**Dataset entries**
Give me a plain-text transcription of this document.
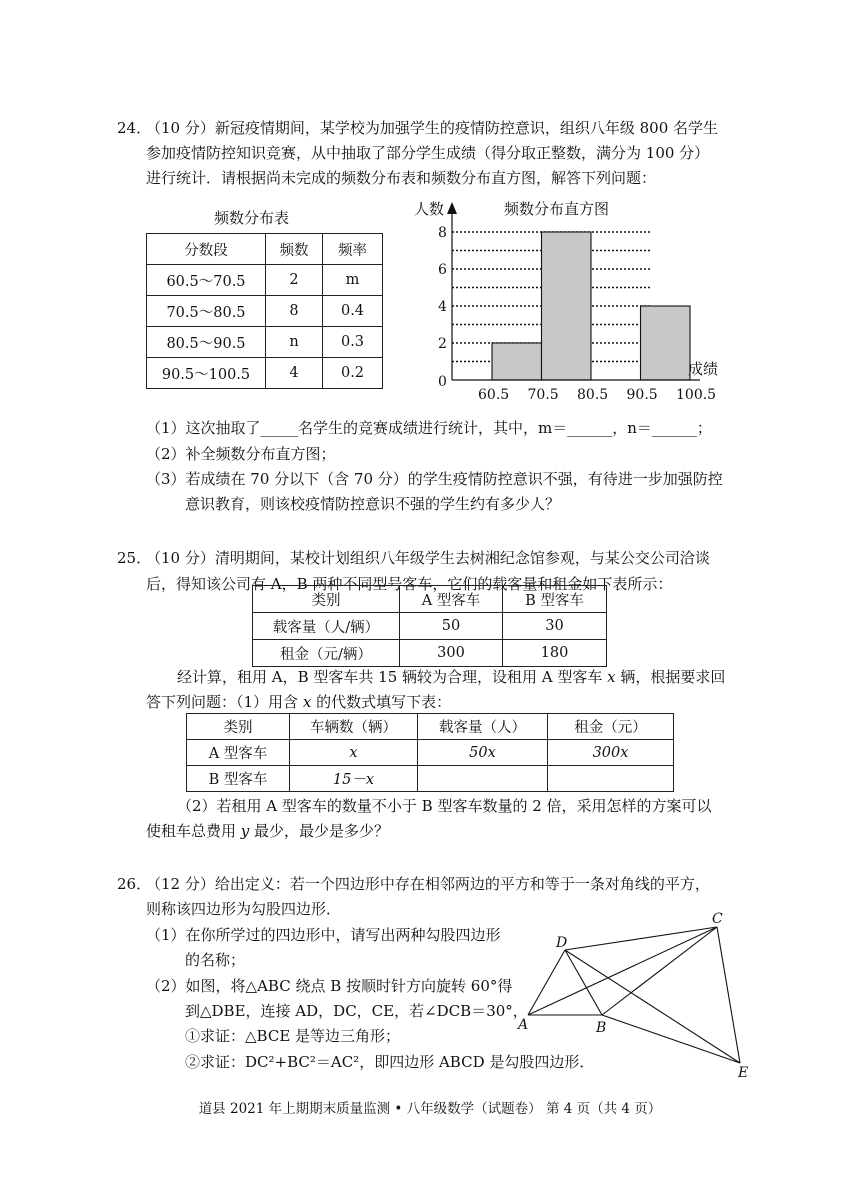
24．
（10 分）新冠疫情期间，某学校为加强学生的疫情防控意识，组织八年级 800 名学生
参加疫情防控知识竞赛，从中抽取了部分学生成绩（得分取正整数，满分为 100 分）
进行统计．请根据尚未完成的频数分布表和频数分布直方图，解答下列问题：
频数分布表
分数段	频数	频率
60.5～70.5	2	m
70.5～80.5	8	0.4
80.5～90.5	n	0.3
90.5～100.5	4	0.2
0
2
4
6
8
60.5 70.5 80.5 90.5 100.5
人数
成绩
频数分布直方图
（1）这次抽取了_____名学生的竞赛成绩进行统计，其中，m＝______，n＝______；
（2）补全频数分布直方图；
（3）若成绩在 70 分以下（含 70 分）的学生疫情防控意识不强，有待进一步加强防控
意识教育，则该校疫情防控意识不强的学生约有多少人？
25．
（10 分）清明期间，某校计划组织八年级学生去树湘纪念馆参观，与某公交公司洽谈
后，得知该公司有 A，B 两种不同型号客车，它们的载客量和租金如下表所示：
类别	A 型客车	B 型客车
载客量（人/辆）	50	30
租金（元/辆）	300	180
经计算，租用 A，B 型客车共 15 辆较为合理，设租用 A 型客车 x 辆，根据要求回
答下列问题：（1）用含 x 的代数式填写下表：
类别	车辆数（辆）	载客量（人）	租金（元）
A 型客车	x	50x	300x
B 型客车	15－x		
（2）若租用 A 型客车的数量不小于 B 型客车数量的 2 倍，采用怎样的方案可以
使租车总费用 y 最少，最少是多少？
26．
（12 分）给出定义：若一个四边形中存在相邻两边的平方和等于一条对角线的平方，
则称该四边形为勾股四边形．
（1）在你所学过的四边形中，请写出两种勾股四边形
的名称；
（2）如图，将△ABC 绕点 B 按顺时针方向旋转 60°得
到△DBE，连接 AD，DC，CE，若∠DCB＝30°，
①求证：△BCE 是等边三角形；
②求证：DC²+BC²＝AC²，即四边形 ABCD 是勾股四边形．
C
D
A	B
E
道县 2021 年上期期末质量监测 • 八年级数学（试题卷） 第 4 页（共 4 页）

**Work instructions**
Return all of the entries exactly as written, but drop any pictures they hold.

**Written response**
Give me a plain-text transcription of this document.
24．
（10 分）新冠疫情期间，某学校为加强学生的疫情防控意识，组织八年级 800 名学生
参加疫情防控知识竞赛，从中抽取了部分学生成绩（得分取正整数，满分为 100 分）
进行统计．请根据尚未完成的频数分布表和频数分布直方图，解答下列问题：
频数分布表
分数段	频数	频率
60.5～70.5	2	m
70.5～80.5	8	0.4
80.5～90.5	n	0.3
90.5～100.5	4	0.2
0
2
4
6
8
60.5 70.5 80.5 90.5 100.5
人数
成绩
频数分布直方图
（1）这次抽取了_____名学生的竞赛成绩进行统计，其中，m＝______，n＝______；
（2）补全频数分布直方图；
（3）若成绩在 70 分以下（含 70 分）的学生疫情防控意识不强，有待进一步加强防控
意识教育，则该校疫情防控意识不强的学生约有多少人？
25．
（10 分）清明期间，某校计划组织八年级学生去树湘纪念馆参观，与某公交公司洽谈
后，得知该公司有 A，B 两种不同型号客车，它们的载客量和租金如下表所示：
类别	A 型客车	B 型客车
载客量（人/辆）	50	30
租金（元/辆）	300	180
经计算，租用 A，B 型客车共 15 辆较为合理，设租用 A 型客车 x 辆，根据要求回
答下列问题：（1）用含 x 的代数式填写下表：
类别	车辆数（辆）	载客量（人）	租金（元）
A 型客车	x	50x	300x
B 型客车	15－x		
（2）若租用 A 型客车的数量不小于 B 型客车数量的 2 倍，采用怎样的方案可以
使租车总费用 y 最少，最少是多少？
26．
（12 分）给出定义：若一个四边形中存在相邻两边的平方和等于一条对角线的平方，
则称该四边形为勾股四边形．
（1）在你所学过的四边形中，请写出两种勾股四边形
的名称；
（2）如图，将△ABC 绕点 B 按顺时针方向旋转 60°得
到△DBE，连接 AD，DC，CE，若∠DCB＝30°，
①求证：△BCE 是等边三角形；
②求证：DC²+BC²＝AC²，即四边形 ABCD 是勾股四边形．
C
D
A	B
E
道县 2021 年上期期末质量监测 • 八年级数学（试题卷） 第 4 页（共 4 页）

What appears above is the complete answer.